* **TO DO**
Check every line below for the word "image" and show those that hold it.

* **INPUT ROWS**
________

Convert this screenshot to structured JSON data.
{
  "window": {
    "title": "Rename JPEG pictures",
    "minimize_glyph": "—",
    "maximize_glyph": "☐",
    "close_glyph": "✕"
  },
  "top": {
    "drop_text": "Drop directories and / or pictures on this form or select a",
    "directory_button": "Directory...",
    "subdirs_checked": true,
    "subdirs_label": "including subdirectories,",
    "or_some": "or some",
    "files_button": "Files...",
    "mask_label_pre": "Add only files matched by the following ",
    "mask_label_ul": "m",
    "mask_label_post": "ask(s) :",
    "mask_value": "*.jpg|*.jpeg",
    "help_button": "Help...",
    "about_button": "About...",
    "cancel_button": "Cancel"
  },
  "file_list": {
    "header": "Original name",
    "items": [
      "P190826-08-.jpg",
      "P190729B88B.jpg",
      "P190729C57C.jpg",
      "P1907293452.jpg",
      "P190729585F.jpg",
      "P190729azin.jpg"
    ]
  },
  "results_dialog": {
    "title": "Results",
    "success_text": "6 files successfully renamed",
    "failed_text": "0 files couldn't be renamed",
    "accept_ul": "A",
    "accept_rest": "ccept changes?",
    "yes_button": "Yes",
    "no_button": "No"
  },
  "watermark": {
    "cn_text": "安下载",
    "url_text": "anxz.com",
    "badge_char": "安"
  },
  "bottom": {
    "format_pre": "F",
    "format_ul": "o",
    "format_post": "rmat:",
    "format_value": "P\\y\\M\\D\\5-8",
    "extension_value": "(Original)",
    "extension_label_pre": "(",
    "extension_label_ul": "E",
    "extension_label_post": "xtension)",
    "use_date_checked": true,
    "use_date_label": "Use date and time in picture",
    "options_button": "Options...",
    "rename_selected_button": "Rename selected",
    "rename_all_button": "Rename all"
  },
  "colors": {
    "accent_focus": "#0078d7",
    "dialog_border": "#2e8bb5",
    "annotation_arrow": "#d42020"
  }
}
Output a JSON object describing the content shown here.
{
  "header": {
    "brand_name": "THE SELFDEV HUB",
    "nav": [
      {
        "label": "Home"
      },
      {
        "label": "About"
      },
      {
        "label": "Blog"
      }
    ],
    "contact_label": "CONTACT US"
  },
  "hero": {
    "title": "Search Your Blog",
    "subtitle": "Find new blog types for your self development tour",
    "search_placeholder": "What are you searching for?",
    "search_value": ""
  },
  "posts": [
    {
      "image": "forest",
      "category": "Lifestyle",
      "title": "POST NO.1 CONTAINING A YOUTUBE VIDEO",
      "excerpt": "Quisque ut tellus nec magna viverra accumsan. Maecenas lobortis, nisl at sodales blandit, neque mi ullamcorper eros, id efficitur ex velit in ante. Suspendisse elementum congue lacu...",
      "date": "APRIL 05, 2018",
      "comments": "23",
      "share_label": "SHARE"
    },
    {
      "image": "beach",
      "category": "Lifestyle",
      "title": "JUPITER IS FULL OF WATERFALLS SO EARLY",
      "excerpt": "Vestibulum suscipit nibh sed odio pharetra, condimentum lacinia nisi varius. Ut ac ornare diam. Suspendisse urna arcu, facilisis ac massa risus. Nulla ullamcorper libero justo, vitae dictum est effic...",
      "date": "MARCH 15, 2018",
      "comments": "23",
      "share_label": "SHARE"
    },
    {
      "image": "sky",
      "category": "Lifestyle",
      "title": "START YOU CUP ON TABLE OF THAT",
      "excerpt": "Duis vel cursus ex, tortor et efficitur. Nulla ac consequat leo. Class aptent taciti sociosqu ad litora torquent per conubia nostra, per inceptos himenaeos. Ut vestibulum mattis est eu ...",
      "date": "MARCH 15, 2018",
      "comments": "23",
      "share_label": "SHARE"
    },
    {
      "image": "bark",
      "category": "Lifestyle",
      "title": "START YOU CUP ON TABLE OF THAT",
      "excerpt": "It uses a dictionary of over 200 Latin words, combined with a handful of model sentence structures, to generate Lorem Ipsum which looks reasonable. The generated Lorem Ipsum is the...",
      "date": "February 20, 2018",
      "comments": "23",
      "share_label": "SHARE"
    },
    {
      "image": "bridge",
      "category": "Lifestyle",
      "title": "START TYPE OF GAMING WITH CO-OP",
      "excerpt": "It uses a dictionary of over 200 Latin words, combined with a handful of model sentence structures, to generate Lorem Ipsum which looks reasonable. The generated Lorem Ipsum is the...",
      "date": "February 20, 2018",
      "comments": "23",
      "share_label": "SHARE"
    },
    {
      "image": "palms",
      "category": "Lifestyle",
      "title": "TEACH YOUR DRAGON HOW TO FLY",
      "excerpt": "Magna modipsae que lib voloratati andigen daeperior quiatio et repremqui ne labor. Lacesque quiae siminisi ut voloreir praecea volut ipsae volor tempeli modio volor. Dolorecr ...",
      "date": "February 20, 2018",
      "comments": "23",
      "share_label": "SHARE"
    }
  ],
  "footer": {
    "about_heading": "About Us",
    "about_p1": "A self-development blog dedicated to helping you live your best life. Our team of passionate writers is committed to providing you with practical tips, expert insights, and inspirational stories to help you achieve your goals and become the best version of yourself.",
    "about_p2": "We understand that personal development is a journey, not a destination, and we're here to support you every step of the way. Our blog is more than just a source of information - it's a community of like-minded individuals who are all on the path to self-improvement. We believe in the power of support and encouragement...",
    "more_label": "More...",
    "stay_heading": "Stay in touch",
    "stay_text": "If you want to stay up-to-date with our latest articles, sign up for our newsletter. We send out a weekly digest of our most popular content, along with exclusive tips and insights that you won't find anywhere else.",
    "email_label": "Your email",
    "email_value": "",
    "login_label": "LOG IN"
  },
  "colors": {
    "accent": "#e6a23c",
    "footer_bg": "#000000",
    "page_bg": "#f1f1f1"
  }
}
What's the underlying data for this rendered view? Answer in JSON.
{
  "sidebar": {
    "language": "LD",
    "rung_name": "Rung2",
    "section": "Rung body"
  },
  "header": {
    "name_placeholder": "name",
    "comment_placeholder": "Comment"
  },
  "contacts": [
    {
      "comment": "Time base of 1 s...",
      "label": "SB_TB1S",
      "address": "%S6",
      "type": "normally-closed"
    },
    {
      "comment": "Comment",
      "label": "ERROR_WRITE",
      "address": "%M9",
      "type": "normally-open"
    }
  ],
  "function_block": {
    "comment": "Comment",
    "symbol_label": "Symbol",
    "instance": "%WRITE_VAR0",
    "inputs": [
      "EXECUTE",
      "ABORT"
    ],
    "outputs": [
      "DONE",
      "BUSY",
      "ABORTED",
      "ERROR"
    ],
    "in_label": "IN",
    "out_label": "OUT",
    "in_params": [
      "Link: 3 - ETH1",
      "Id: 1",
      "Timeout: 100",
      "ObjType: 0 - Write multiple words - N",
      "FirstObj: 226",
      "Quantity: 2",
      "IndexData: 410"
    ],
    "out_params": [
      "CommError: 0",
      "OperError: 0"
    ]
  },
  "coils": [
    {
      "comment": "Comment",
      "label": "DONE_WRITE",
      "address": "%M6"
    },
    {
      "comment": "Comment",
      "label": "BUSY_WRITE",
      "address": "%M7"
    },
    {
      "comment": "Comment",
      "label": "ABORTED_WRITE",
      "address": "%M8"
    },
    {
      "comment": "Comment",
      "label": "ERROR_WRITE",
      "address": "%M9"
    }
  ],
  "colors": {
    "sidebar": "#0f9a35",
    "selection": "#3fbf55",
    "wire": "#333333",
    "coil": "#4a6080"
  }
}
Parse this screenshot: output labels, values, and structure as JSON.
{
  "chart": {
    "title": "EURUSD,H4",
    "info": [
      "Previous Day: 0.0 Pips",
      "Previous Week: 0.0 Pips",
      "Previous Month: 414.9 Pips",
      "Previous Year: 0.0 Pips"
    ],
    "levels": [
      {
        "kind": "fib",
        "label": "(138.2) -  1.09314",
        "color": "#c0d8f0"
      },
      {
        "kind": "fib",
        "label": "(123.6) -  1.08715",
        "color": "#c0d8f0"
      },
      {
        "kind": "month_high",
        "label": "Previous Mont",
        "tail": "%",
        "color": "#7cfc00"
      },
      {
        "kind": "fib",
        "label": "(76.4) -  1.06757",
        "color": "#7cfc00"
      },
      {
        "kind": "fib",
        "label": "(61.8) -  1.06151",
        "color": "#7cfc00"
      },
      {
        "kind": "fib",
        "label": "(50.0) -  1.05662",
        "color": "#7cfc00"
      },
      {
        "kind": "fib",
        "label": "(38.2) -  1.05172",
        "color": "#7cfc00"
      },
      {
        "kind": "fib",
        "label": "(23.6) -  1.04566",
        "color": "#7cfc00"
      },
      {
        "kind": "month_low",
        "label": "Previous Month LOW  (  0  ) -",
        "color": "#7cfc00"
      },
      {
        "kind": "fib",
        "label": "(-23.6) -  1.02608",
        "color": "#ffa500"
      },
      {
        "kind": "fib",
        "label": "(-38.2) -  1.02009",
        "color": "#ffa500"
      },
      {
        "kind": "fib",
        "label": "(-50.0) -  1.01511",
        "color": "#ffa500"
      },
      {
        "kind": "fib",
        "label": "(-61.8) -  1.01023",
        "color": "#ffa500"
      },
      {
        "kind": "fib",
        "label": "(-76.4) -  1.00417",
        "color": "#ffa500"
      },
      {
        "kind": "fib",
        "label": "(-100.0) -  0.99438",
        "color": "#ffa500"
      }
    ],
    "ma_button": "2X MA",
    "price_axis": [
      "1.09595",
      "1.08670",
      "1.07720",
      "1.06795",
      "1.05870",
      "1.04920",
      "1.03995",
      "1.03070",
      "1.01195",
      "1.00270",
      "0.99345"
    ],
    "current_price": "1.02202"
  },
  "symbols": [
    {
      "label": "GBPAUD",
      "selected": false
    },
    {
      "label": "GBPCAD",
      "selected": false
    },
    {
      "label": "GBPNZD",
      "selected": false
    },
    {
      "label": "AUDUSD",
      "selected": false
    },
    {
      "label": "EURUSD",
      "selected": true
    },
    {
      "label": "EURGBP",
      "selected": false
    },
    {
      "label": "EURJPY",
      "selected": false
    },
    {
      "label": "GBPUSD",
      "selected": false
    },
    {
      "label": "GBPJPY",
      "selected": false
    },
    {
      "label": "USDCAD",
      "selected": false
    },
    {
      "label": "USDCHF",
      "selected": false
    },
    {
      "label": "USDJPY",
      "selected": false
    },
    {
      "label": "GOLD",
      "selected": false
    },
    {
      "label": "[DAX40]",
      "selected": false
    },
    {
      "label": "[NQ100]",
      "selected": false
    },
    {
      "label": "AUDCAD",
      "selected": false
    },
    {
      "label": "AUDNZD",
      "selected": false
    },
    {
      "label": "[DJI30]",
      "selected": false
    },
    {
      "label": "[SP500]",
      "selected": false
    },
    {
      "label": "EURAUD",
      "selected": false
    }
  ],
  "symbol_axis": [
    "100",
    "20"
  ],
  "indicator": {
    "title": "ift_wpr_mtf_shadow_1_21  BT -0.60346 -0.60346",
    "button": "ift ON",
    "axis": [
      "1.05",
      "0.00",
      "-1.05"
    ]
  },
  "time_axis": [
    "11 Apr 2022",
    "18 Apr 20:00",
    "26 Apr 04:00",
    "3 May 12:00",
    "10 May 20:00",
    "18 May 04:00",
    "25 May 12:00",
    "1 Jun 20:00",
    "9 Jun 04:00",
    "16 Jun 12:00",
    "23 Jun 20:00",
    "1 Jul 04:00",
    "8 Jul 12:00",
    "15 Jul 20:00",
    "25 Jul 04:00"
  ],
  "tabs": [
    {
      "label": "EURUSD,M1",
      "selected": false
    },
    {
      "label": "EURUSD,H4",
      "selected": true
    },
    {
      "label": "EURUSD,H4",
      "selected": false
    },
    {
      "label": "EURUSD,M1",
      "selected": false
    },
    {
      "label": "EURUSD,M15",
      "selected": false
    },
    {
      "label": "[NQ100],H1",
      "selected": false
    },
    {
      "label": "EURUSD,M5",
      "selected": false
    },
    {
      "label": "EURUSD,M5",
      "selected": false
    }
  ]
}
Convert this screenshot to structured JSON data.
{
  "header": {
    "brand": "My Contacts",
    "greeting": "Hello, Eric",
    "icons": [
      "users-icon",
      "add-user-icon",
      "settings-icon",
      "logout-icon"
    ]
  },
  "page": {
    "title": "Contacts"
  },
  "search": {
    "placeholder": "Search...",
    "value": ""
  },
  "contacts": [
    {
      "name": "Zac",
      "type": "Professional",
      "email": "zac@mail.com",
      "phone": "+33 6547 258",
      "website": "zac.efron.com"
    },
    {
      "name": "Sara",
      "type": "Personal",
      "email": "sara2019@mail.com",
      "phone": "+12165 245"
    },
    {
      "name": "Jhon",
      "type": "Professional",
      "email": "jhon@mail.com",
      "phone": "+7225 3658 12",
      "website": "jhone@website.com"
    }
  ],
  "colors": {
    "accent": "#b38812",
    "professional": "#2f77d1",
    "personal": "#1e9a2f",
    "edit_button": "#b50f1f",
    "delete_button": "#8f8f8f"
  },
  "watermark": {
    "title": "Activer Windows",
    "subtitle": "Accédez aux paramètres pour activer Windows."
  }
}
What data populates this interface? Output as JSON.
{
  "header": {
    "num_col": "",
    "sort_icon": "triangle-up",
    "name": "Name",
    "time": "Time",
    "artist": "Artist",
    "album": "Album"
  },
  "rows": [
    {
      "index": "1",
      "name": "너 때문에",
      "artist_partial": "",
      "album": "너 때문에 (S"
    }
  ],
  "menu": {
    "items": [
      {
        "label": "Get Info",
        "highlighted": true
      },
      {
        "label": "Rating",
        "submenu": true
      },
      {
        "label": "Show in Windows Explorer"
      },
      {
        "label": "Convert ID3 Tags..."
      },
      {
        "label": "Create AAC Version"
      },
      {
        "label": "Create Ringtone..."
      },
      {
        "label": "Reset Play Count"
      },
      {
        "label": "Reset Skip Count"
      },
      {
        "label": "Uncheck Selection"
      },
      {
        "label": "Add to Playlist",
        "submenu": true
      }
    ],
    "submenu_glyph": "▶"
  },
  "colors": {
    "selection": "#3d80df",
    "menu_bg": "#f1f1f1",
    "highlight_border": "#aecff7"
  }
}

________

* **WRITTEN RESPONSE**
      "image": "forest",
      "image": "beach",
      "image": "sky",
      "image": "bark",
      "image": "bridge",
      "image": "palms",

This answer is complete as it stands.